▸ **Instructions for the task**
Pick out and copy every line below that has the word "color".

▸ **Stored rows**
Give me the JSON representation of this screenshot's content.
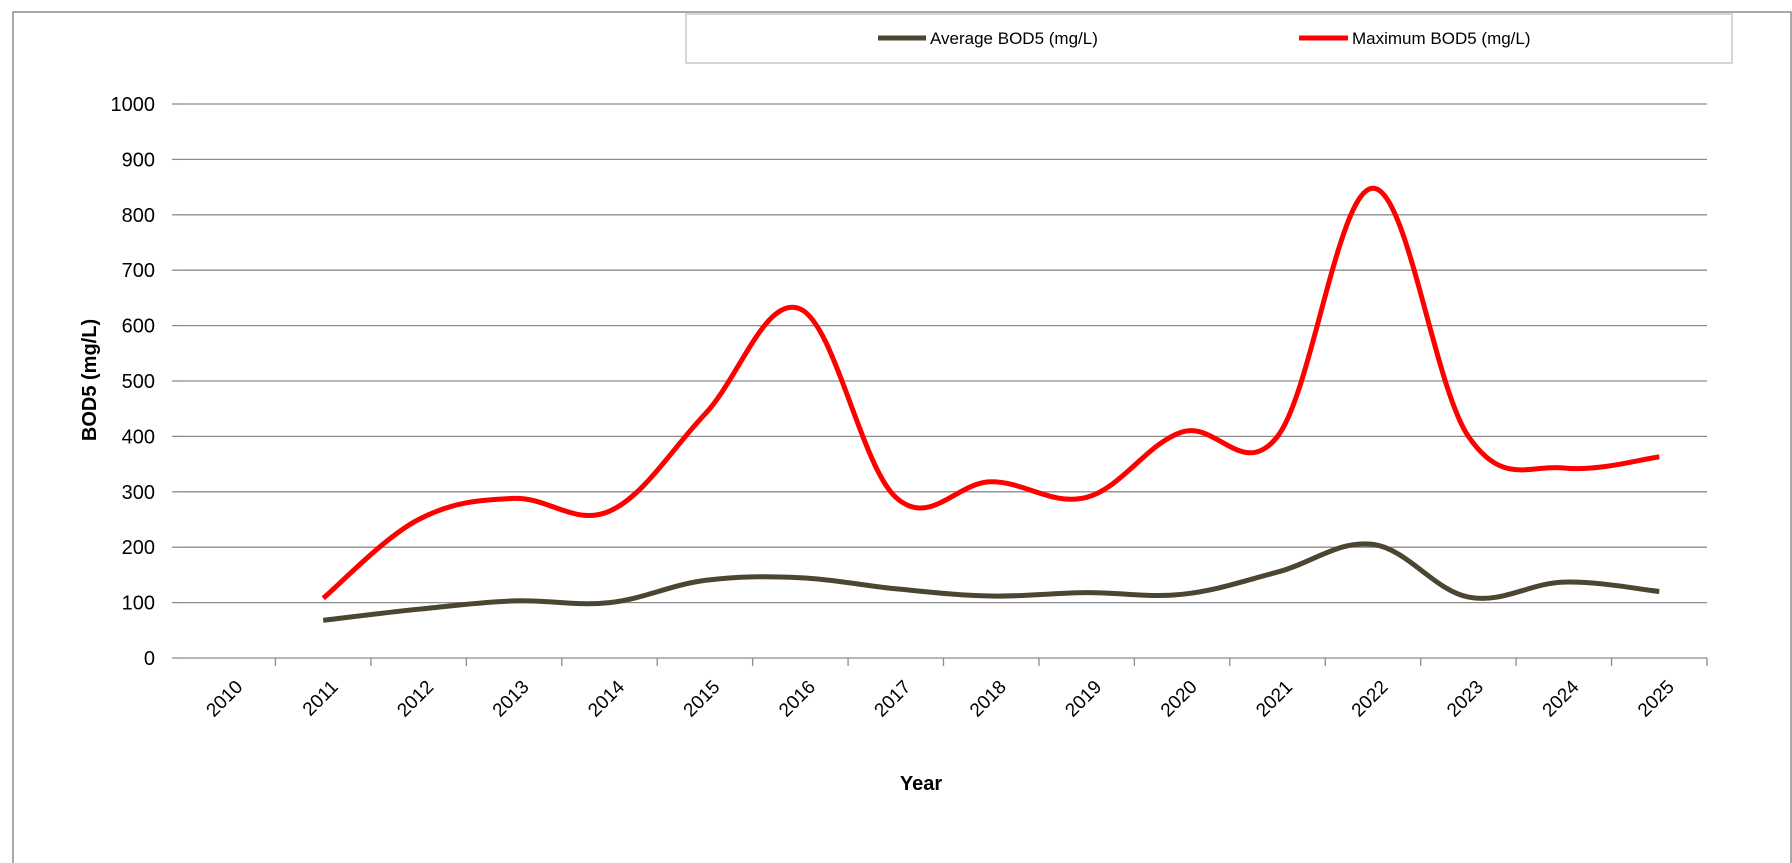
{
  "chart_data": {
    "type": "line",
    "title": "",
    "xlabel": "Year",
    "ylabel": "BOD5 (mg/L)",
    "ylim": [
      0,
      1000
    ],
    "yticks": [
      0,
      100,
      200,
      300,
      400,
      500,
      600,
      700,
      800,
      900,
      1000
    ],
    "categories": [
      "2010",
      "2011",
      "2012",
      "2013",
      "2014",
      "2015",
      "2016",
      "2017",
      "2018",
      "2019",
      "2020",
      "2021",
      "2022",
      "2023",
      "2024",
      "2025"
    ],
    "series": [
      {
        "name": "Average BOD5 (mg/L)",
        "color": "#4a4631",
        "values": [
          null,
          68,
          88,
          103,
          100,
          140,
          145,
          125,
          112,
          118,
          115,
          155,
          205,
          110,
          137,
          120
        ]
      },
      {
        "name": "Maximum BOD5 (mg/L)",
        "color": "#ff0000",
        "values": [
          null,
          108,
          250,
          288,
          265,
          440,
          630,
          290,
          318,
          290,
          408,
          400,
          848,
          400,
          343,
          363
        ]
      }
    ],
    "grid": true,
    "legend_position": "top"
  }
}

--

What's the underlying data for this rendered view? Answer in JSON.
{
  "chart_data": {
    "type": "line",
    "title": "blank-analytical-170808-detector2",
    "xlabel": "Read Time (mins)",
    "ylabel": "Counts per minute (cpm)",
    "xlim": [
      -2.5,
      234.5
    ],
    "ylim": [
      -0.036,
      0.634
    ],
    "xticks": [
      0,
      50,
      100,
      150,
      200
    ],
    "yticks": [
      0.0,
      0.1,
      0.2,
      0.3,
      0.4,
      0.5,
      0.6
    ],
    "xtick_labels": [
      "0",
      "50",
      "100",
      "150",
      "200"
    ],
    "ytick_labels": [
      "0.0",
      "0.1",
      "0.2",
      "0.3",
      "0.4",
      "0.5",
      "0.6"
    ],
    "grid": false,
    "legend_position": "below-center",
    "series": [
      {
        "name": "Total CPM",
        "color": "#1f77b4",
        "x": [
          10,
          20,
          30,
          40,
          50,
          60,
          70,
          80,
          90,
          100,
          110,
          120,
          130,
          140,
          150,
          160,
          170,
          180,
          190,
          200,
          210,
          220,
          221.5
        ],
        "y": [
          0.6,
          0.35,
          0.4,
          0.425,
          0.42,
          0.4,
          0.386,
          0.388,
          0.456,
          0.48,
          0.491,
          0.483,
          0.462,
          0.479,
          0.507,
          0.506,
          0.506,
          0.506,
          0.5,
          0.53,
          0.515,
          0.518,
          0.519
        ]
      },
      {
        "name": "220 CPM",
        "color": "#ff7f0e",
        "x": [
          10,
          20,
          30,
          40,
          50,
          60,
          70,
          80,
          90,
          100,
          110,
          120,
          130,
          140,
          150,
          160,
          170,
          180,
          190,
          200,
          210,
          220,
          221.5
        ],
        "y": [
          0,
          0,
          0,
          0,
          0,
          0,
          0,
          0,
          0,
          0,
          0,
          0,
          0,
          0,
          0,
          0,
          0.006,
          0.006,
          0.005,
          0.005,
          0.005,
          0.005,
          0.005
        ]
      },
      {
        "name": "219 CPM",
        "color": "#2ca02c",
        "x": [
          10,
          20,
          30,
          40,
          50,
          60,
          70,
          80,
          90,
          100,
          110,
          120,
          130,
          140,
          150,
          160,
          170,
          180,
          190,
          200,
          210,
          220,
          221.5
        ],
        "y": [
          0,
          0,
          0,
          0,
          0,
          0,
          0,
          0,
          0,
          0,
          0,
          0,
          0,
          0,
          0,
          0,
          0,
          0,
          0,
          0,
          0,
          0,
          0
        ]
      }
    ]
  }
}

▸ **Response to this exercise**
        "color": "#4a4631",
        "color": "#ff0000",
        "color": "#1f77b4",
        "color": "#ff7f0e",
        "color": "#2ca02c",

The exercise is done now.